[Dataset entries]
────
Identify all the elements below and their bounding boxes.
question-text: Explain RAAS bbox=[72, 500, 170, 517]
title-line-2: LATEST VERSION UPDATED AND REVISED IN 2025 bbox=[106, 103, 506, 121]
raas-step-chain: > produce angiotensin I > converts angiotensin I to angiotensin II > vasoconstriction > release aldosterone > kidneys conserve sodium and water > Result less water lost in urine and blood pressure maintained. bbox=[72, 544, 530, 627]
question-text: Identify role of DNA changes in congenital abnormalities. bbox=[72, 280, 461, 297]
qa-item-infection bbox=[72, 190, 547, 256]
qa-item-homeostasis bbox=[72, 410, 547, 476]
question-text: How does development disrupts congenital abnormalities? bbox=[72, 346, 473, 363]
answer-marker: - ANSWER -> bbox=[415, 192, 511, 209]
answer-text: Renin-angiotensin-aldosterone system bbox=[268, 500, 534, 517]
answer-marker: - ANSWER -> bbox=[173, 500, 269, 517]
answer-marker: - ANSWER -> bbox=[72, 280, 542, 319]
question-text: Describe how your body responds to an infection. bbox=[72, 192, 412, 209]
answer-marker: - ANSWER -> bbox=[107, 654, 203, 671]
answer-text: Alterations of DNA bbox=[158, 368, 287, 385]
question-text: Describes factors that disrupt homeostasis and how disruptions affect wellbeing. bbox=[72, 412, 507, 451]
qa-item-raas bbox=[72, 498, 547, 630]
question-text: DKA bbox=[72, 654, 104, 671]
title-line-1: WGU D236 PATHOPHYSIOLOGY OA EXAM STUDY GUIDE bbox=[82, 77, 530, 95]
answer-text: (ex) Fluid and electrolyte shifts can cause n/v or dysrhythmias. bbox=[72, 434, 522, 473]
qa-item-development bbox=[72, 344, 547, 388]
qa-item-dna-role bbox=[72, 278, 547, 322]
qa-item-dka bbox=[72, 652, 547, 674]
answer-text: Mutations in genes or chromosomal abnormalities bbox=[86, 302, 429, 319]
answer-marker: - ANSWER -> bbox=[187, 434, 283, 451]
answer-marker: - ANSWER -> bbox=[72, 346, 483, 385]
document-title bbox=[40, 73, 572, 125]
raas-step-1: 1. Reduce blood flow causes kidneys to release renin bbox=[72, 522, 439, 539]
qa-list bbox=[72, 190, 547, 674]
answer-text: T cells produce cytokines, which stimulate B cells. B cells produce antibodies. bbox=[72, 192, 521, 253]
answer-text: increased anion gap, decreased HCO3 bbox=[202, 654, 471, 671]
────
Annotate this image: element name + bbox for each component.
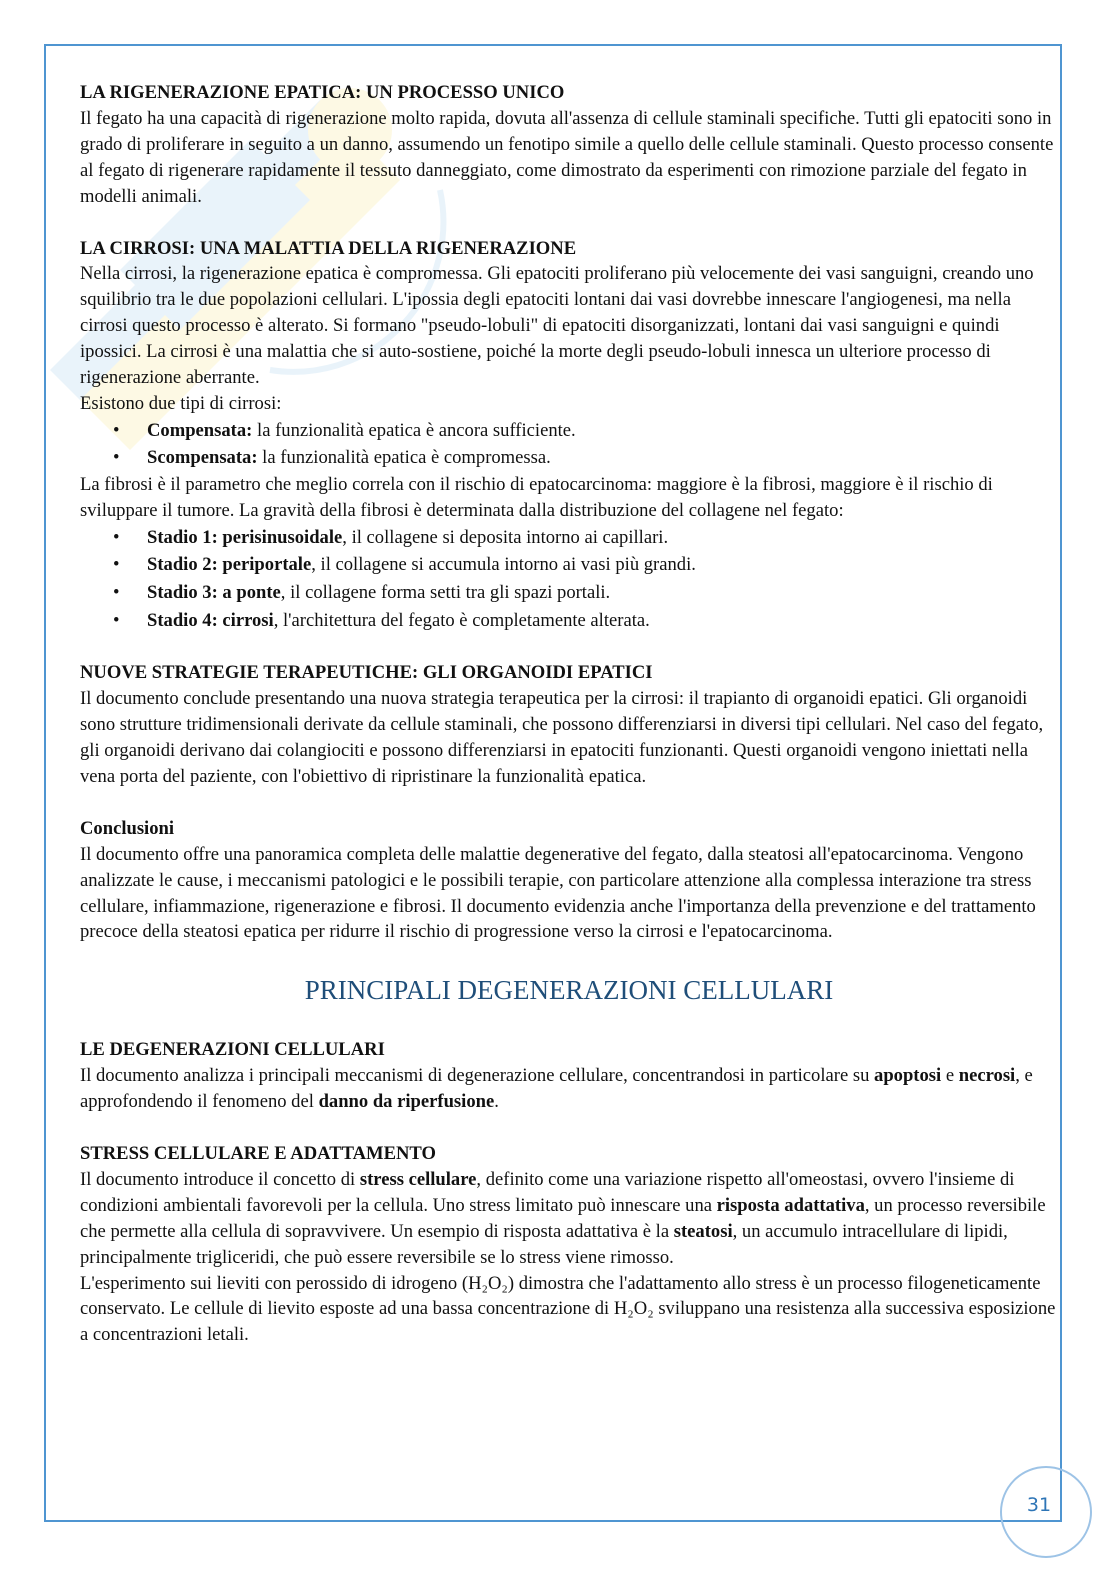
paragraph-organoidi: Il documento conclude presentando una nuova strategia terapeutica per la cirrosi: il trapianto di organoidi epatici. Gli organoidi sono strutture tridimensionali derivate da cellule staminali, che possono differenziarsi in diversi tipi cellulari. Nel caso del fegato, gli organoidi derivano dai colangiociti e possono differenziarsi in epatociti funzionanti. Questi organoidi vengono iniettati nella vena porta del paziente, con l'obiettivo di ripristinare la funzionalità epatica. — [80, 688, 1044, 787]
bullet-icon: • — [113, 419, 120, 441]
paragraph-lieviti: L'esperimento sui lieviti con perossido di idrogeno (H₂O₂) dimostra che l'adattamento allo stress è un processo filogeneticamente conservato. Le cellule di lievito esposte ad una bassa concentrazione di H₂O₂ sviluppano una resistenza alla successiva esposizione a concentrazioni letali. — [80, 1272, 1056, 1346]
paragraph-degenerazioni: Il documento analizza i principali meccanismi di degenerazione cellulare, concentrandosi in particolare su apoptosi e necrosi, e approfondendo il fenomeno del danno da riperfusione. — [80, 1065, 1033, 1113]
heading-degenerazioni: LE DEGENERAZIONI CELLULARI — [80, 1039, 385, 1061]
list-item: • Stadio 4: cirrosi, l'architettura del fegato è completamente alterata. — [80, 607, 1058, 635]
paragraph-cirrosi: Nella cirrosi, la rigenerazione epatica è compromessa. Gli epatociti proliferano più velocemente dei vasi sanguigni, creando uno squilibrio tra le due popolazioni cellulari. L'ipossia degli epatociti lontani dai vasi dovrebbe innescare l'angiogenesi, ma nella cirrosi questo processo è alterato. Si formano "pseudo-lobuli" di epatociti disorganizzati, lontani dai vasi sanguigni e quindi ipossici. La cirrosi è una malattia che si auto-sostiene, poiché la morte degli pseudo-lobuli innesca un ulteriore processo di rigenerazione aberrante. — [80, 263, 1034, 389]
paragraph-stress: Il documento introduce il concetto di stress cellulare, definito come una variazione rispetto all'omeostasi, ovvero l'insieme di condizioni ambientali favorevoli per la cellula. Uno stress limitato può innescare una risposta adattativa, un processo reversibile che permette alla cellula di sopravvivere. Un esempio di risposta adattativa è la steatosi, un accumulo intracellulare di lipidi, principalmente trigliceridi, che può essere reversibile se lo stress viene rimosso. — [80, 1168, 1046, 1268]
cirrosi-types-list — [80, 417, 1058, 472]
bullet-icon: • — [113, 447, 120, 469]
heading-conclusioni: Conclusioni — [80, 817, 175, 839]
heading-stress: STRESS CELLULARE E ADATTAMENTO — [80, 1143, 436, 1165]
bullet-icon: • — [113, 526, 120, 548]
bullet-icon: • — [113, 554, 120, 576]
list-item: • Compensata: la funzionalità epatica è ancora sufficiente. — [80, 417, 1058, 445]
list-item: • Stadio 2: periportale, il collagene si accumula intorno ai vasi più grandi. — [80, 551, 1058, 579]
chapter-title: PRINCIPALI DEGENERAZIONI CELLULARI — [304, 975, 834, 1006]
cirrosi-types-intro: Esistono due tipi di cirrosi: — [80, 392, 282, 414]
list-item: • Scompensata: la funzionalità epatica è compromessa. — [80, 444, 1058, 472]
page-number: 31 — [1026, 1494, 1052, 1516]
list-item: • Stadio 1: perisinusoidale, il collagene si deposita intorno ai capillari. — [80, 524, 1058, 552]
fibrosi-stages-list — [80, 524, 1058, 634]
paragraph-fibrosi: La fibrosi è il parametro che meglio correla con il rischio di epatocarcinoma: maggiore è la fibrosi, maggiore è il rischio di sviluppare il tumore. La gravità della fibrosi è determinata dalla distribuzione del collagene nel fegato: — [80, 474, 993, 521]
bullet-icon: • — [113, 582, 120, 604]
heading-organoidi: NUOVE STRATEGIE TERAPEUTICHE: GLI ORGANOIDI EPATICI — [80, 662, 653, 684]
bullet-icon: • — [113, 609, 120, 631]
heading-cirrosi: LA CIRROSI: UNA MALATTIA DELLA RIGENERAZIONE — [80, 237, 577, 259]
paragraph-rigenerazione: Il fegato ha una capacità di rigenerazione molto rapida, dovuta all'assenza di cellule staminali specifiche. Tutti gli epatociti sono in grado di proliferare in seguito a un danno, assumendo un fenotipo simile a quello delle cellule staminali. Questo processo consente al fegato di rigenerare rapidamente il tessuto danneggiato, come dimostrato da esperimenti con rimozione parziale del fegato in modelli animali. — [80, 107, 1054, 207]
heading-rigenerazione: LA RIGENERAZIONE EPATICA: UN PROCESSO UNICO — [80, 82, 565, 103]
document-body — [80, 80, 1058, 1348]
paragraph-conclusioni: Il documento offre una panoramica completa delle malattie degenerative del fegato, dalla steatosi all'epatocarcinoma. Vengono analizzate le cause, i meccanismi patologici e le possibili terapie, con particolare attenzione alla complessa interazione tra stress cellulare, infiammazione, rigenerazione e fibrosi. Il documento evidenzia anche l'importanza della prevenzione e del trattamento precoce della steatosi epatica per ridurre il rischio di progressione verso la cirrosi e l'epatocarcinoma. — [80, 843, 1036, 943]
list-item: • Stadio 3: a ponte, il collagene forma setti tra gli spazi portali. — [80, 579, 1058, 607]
────
Task instructions:
Filter the lines above, keeping and copying those that contain "rischio".

Task output:
paragraph-fibrosi: La fibrosi è il parametro che meglio correla con il rischio di epatocarcinoma: maggiore è la fibrosi, maggiore è il rischio di sviluppare il tumore. La gravità della fibrosi è determinata dalla distribuzione del collagene nel fegato: — [80, 474, 993, 521]
paragraph-conclusioni: Il documento offre una panoramica completa delle malattie degenerative del fegato, dalla steatosi all'epatocarcinoma. Vengono analizzate le cause, i meccanismi patologici e le possibili terapie, con particolare attenzione alla complessa interazione tra stress cellulare, infiammazione, rigenerazione e fibrosi. Il documento evidenzia anche l'importanza della prevenzione e del trattamento precoce della steatosi epatica per ridurre il rischio di progressione verso la cirrosi e l'epatocarcinoma. — [80, 843, 1036, 943]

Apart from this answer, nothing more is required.